Using the records provided below, locate and copy each line that contains the word "screenshot".

> _Dataset records_
• • •

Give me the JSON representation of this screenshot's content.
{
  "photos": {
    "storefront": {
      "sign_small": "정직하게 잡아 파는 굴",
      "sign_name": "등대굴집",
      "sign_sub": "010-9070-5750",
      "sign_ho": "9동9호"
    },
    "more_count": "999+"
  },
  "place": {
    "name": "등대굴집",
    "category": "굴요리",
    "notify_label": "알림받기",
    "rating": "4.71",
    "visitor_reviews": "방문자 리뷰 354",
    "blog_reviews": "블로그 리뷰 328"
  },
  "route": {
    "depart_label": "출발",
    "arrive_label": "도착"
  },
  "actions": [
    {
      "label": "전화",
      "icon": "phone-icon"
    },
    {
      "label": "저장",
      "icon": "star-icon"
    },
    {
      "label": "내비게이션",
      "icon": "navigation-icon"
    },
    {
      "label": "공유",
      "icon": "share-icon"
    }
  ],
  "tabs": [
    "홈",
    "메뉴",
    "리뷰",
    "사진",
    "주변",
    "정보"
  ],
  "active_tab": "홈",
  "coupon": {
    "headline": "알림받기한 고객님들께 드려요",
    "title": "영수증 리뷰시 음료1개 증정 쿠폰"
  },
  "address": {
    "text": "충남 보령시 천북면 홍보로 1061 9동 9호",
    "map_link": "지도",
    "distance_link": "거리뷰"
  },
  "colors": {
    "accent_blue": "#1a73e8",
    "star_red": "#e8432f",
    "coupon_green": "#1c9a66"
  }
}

• • •

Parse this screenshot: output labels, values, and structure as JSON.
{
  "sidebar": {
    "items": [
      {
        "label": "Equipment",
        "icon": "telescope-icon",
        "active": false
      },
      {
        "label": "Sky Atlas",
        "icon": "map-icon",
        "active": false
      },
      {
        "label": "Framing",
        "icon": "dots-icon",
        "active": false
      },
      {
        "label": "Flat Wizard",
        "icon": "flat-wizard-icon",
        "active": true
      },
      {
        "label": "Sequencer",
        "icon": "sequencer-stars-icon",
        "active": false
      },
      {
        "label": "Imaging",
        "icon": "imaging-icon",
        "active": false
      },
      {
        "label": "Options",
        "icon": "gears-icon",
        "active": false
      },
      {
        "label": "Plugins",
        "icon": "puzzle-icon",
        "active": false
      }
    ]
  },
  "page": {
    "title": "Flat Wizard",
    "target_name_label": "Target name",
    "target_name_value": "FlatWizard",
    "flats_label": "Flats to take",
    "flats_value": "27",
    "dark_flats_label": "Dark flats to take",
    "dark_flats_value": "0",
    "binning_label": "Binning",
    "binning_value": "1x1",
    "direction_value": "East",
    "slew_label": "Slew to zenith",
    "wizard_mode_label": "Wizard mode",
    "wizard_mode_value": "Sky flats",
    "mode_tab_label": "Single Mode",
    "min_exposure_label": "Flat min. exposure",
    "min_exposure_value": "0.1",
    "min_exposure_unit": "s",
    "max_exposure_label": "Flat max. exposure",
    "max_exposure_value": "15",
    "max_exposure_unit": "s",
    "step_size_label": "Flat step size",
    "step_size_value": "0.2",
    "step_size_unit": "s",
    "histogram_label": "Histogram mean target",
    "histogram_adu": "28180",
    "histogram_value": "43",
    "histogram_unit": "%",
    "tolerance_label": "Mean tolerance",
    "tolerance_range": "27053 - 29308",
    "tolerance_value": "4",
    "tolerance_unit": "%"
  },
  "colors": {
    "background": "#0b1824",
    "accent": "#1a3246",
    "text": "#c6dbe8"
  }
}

• • •

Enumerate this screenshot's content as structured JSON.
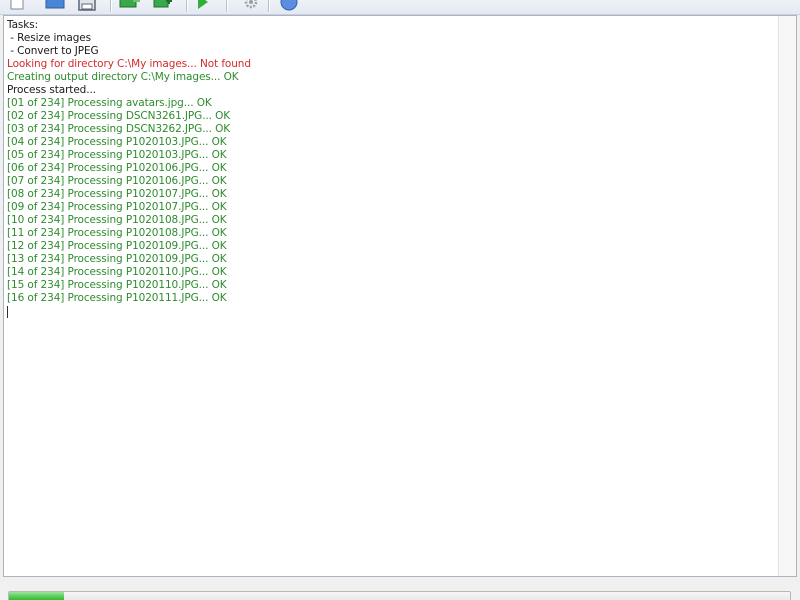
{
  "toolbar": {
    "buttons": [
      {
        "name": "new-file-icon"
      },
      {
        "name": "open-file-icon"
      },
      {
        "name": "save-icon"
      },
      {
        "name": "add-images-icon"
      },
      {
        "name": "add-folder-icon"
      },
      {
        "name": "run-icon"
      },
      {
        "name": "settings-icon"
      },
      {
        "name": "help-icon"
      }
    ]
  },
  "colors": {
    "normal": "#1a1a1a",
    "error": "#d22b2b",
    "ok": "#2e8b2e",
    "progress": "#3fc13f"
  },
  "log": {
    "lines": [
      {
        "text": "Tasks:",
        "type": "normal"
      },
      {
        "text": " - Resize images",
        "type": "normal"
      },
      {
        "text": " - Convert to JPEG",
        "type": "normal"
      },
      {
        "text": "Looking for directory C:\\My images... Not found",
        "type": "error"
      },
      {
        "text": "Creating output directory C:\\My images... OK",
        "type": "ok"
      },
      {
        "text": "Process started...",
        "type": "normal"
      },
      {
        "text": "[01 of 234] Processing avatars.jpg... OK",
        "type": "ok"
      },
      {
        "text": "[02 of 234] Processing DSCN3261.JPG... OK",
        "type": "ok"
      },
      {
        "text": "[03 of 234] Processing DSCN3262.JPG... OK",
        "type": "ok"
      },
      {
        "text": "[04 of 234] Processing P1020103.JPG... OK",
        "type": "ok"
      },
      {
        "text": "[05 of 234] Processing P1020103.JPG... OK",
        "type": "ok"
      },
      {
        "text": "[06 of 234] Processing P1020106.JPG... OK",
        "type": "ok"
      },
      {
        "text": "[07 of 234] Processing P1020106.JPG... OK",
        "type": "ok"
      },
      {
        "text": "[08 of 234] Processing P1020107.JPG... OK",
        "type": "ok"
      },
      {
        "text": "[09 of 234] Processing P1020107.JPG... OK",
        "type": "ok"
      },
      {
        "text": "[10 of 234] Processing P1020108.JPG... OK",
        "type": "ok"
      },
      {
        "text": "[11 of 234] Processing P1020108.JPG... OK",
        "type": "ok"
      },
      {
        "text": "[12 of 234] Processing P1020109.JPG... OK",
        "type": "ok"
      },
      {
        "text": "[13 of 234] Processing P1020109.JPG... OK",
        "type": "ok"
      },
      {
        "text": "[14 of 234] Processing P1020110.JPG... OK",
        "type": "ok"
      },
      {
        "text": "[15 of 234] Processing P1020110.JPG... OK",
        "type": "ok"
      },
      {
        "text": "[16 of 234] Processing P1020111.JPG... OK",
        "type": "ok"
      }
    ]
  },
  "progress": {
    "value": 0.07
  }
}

• • •

> _Task answer_
Give me the JSON representation of this screenshot's content.
Parse this screenshot: output labels, values, and structure as JSON.
Enumerate this screenshot's content as structured JSON.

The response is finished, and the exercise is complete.